EXERCISE: Search the entries below. Return every line that has "Ctrl" in it.

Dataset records
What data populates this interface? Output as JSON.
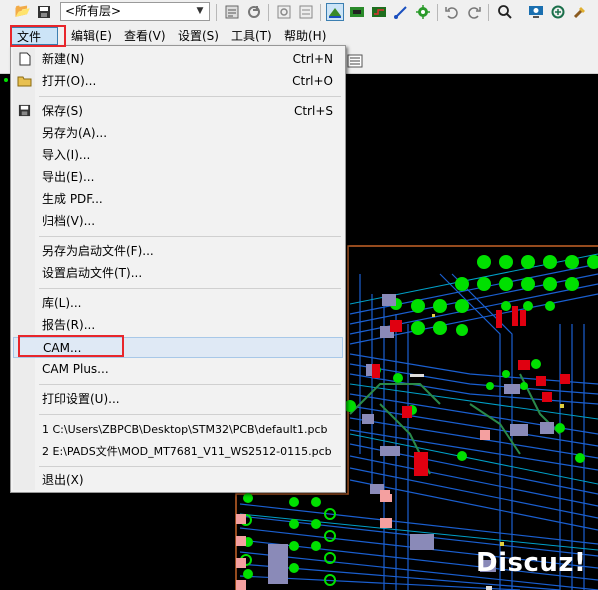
{
  "toolbar": {
    "layer_select_value": "<所有层>",
    "icons": [
      "open-folder-icon",
      "save-icon",
      "properties-icon",
      "refresh-icon",
      "redraw-icon",
      "layers-icon",
      "route-icon",
      "pcb-icon",
      "add-trace-icon",
      "via-icon",
      "undo-icon",
      "redo-icon",
      "zoom-icon",
      "display-icon",
      "cycle-icon",
      "paint-icon"
    ]
  },
  "menubar": {
    "items": [
      "文件(F)",
      "编辑(E)",
      "查看(V)",
      "设置(S)",
      "工具(T)",
      "帮助(H)"
    ]
  },
  "file_menu": {
    "items": [
      {
        "label": "新建(N)",
        "shortcut": "Ctrl+N",
        "icon": "new-file-icon"
      },
      {
        "label": "打开(O)...",
        "shortcut": "Ctrl+O",
        "icon": "open-folder-icon"
      },
      {
        "label": "保存(S)",
        "shortcut": "Ctrl+S",
        "icon": "save-icon"
      },
      {
        "label": "另存为(A)...",
        "shortcut": ""
      },
      {
        "label": "导入(I)...",
        "shortcut": ""
      },
      {
        "label": "导出(E)...",
        "shortcut": ""
      },
      {
        "label": "生成 PDF...",
        "shortcut": ""
      },
      {
        "label": "归档(V)...",
        "shortcut": ""
      },
      {
        "label": "另存为启动文件(F)...",
        "shortcut": ""
      },
      {
        "label": "设置启动文件(T)...",
        "shortcut": ""
      },
      {
        "label": "库(L)...",
        "shortcut": ""
      },
      {
        "label": "报告(R)...",
        "shortcut": ""
      },
      {
        "label": "CAM...",
        "shortcut": ""
      },
      {
        "label": "CAM Plus...",
        "shortcut": ""
      },
      {
        "label": "打印设置(U)...",
        "shortcut": ""
      },
      {
        "label": "1 C:\\Users\\ZBPCB\\Desktop\\STM32\\PCB\\default1.pcb",
        "shortcut": ""
      },
      {
        "label": "2 E:\\PADS文件\\MOD_MT7681_V11_WS2512-0115.pcb",
        "shortcut": ""
      },
      {
        "label": "退出(X)",
        "shortcut": ""
      }
    ]
  },
  "watermark": "Discuz!",
  "colors": {
    "pad_green": "#00e000",
    "trace_blue": "#1a5fd0",
    "highlight_red": "#e8262b",
    "pink_pad": "#f4a0a0",
    "board_edge": "#c86428"
  }
}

EXERCISE OUTPUT:
        "shortcut": "Ctrl+N",
        "shortcut": "Ctrl+O",
        "shortcut": "Ctrl+S",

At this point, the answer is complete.